» GOAL: Copy each of the items below word for word, line by line.

» RECORDS PROVIDED:
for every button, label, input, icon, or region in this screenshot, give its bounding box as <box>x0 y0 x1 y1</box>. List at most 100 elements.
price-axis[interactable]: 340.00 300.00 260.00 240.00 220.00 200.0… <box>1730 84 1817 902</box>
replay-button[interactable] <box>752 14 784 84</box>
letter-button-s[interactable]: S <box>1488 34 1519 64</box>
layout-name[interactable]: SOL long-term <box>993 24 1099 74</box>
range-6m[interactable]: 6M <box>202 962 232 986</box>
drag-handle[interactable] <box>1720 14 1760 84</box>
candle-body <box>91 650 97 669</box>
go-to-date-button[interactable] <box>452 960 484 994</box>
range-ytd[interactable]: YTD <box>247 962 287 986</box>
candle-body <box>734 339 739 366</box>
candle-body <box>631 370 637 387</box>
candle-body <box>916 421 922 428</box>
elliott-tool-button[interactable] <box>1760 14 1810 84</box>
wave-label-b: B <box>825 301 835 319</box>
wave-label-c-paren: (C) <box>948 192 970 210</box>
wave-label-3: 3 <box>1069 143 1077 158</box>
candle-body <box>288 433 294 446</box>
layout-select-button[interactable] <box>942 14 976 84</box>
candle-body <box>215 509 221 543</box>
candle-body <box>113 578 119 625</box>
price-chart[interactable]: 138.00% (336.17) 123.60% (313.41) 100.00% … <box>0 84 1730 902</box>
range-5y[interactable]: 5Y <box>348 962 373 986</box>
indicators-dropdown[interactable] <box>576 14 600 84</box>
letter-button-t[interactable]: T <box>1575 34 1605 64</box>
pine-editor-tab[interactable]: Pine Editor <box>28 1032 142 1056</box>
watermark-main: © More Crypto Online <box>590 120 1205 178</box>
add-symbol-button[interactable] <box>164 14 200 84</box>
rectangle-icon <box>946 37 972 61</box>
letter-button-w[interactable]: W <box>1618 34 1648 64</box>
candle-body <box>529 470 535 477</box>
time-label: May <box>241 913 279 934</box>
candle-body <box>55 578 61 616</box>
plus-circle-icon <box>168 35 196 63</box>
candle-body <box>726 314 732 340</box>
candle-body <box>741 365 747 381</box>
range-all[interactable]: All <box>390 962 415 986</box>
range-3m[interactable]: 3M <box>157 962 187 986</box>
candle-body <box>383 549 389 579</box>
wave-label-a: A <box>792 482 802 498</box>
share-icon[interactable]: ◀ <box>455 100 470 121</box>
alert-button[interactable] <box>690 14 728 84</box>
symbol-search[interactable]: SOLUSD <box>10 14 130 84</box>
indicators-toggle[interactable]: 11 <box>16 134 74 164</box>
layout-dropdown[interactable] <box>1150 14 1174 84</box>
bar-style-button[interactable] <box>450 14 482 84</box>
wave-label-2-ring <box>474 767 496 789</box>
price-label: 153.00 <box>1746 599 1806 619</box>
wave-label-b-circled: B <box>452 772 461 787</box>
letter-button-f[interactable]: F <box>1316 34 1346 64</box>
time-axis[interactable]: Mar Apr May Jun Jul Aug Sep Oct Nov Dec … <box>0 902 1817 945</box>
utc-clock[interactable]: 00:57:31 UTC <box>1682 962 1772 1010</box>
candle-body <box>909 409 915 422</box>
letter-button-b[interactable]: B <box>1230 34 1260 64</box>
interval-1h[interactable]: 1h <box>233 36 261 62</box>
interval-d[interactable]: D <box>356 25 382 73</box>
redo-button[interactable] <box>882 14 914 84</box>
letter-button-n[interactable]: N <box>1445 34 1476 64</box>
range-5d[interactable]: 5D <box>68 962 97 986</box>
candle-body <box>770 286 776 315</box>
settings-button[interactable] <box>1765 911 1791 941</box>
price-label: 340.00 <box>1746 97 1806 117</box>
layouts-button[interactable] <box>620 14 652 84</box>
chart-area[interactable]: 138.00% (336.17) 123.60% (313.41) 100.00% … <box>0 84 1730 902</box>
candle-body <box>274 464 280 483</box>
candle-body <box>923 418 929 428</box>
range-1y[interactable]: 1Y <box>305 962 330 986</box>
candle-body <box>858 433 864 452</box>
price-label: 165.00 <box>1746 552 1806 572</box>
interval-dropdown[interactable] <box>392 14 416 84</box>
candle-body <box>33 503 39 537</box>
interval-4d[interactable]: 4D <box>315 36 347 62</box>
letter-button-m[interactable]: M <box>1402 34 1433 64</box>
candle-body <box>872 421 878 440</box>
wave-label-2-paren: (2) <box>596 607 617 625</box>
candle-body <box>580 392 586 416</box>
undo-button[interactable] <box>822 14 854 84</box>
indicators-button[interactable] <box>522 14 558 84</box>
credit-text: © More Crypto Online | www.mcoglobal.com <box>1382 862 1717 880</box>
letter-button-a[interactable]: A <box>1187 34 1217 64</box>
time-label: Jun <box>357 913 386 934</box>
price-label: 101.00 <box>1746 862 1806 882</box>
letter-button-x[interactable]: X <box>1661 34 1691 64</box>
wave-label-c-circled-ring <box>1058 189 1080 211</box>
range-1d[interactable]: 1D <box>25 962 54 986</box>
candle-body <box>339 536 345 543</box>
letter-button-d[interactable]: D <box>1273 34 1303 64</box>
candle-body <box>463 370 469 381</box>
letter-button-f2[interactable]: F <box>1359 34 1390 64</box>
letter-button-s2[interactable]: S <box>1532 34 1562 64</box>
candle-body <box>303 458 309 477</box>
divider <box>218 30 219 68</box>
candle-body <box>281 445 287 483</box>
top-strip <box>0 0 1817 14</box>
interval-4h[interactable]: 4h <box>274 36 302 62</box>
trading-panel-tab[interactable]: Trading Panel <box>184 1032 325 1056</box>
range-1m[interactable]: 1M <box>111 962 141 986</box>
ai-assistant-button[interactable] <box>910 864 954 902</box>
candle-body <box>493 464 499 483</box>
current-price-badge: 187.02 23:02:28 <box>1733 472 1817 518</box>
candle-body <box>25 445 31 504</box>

» EXERCISE SOLUTION:
for every button, label, input, icon, or region in this screenshot, give its bounding box as <box>x0 y0 x1 y1</box>. List at most 100 elements.
price-axis[interactable]: 340.00 300.00 260.00 240.00 220.00 200.0… <box>1730 84 1817 902</box>
replay-button[interactable] <box>752 14 784 84</box>
letter-button-s[interactable]: S <box>1488 34 1519 64</box>
layout-name[interactable]: SOL long-term <box>993 24 1099 74</box>
range-6m[interactable]: 6M <box>202 962 232 986</box>
drag-handle[interactable] <box>1720 14 1760 84</box>
candle-body <box>91 650 97 669</box>
go-to-date-button[interactable] <box>452 960 484 994</box>
range-ytd[interactable]: YTD <box>247 962 287 986</box>
candle-body <box>734 339 739 366</box>
candle-body <box>631 370 637 387</box>
candle-body <box>916 421 922 428</box>
elliott-tool-button[interactable] <box>1760 14 1810 84</box>
wave-label-b: B <box>825 301 835 319</box>
wave-label-c-paren: (C) <box>948 192 970 210</box>
wave-label-3: 3 <box>1069 143 1077 158</box>
candle-body <box>288 433 294 446</box>
layout-select-button[interactable] <box>942 14 976 84</box>
candle-body <box>215 509 221 543</box>
candle-body <box>113 578 119 625</box>
price-chart[interactable]: 138.00% (336.17) 123.60% (313.41) 100.00% … <box>0 84 1730 902</box>
range-5y[interactable]: 5Y <box>348 962 373 986</box>
indicators-dropdown[interactable] <box>576 14 600 84</box>
letter-button-t[interactable]: T <box>1575 34 1605 64</box>
pine-editor-tab[interactable]: Pine Editor <box>28 1032 142 1056</box>
watermark-main: © More Crypto Online <box>590 120 1205 178</box>
add-symbol-button[interactable] <box>164 14 200 84</box>
rectangle-icon <box>946 37 972 61</box>
letter-button-w[interactable]: W <box>1618 34 1648 64</box>
candle-body <box>529 470 535 477</box>
time-label: May <box>241 913 279 934</box>
candle-body <box>55 578 61 616</box>
plus-circle-icon <box>168 35 196 63</box>
candle-body <box>726 314 732 340</box>
candle-body <box>741 365 747 381</box>
range-all[interactable]: All <box>390 962 415 986</box>
range-3m[interactable]: 3M <box>157 962 187 986</box>
candle-body <box>383 549 389 579</box>
wave-label-a: A <box>792 482 802 498</box>
share-icon[interactable]: ◀ <box>455 100 470 121</box>
alert-button[interactable] <box>690 14 728 84</box>
symbol-search[interactable]: SOLUSD <box>10 14 130 84</box>
indicators-toggle[interactable]: 11 <box>16 134 74 164</box>
layout-dropdown[interactable] <box>1150 14 1174 84</box>
bar-style-button[interactable] <box>450 14 482 84</box>
wave-label-2-ring <box>474 767 496 789</box>
price-label: 153.00 <box>1746 599 1806 619</box>
wave-label-b-circled: B <box>452 772 461 787</box>
letter-button-f[interactable]: F <box>1316 34 1346 64</box>
time-axis[interactable]: Mar Apr May Jun Jul Aug Sep Oct Nov Dec … <box>0 902 1817 945</box>
utc-clock[interactable]: 00:57:31 UTC <box>1682 962 1772 1010</box>
candle-body <box>909 409 915 422</box>
letter-button-b[interactable]: B <box>1230 34 1260 64</box>
interval-1h[interactable]: 1h <box>233 36 261 62</box>
interval-d[interactable]: D <box>356 25 382 73</box>
redo-button[interactable] <box>882 14 914 84</box>
letter-button-n[interactable]: N <box>1445 34 1476 64</box>
range-5d[interactable]: 5D <box>68 962 97 986</box>
candle-body <box>770 286 776 315</box>
settings-button[interactable] <box>1765 911 1791 941</box>
price-label: 340.00 <box>1746 97 1806 117</box>
layouts-button[interactable] <box>620 14 652 84</box>
chart-area[interactable]: 138.00% (336.17) 123.60% (313.41) 100.00% … <box>0 84 1730 902</box>
candle-body <box>274 464 280 483</box>
candle-body <box>923 418 929 428</box>
range-1y[interactable]: 1Y <box>305 962 330 986</box>
candle-body <box>858 433 864 452</box>
price-label: 165.00 <box>1746 552 1806 572</box>
interval-dropdown[interactable] <box>392 14 416 84</box>
candle-body <box>33 503 39 537</box>
interval-4d[interactable]: 4D <box>315 36 347 62</box>
letter-button-m[interactable]: M <box>1402 34 1433 64</box>
candle-body <box>872 421 878 440</box>
wave-label-2-paren: (2) <box>596 607 617 625</box>
candle-body <box>580 392 586 416</box>
undo-button[interactable] <box>822 14 854 84</box>
indicators-button[interactable] <box>522 14 558 84</box>
credit-text: © More Crypto Online | www.mcoglobal.com <box>1382 862 1717 880</box>
letter-button-a[interactable]: A <box>1187 34 1217 64</box>
time-label: Jun <box>357 913 386 934</box>
price-label: 101.00 <box>1746 862 1806 882</box>
letter-button-x[interactable]: X <box>1661 34 1691 64</box>
wave-label-c-circled-ring <box>1058 189 1080 211</box>
range-1d[interactable]: 1D <box>25 962 54 986</box>
candle-body <box>339 536 345 543</box>
letter-button-d[interactable]: D <box>1273 34 1303 64</box>
candle-body <box>463 370 469 381</box>
letter-button-f2[interactable]: F <box>1359 34 1390 64</box>
letter-button-s2[interactable]: S <box>1532 34 1562 64</box>
candle-body <box>303 458 309 477</box>
divider <box>218 30 219 68</box>
candle-body <box>281 445 287 483</box>
top-strip <box>0 0 1817 14</box>
interval-4h[interactable]: 4h <box>274 36 302 62</box>
trading-panel-tab[interactable]: Trading Panel <box>184 1032 325 1056</box>
range-1m[interactable]: 1M <box>111 962 141 986</box>
ai-assistant-button[interactable] <box>910 864 954 902</box>
candle-body <box>493 464 499 483</box>
current-price-badge: 187.02 23:02:28 <box>1733 472 1817 518</box>
candle-body <box>25 445 31 504</box>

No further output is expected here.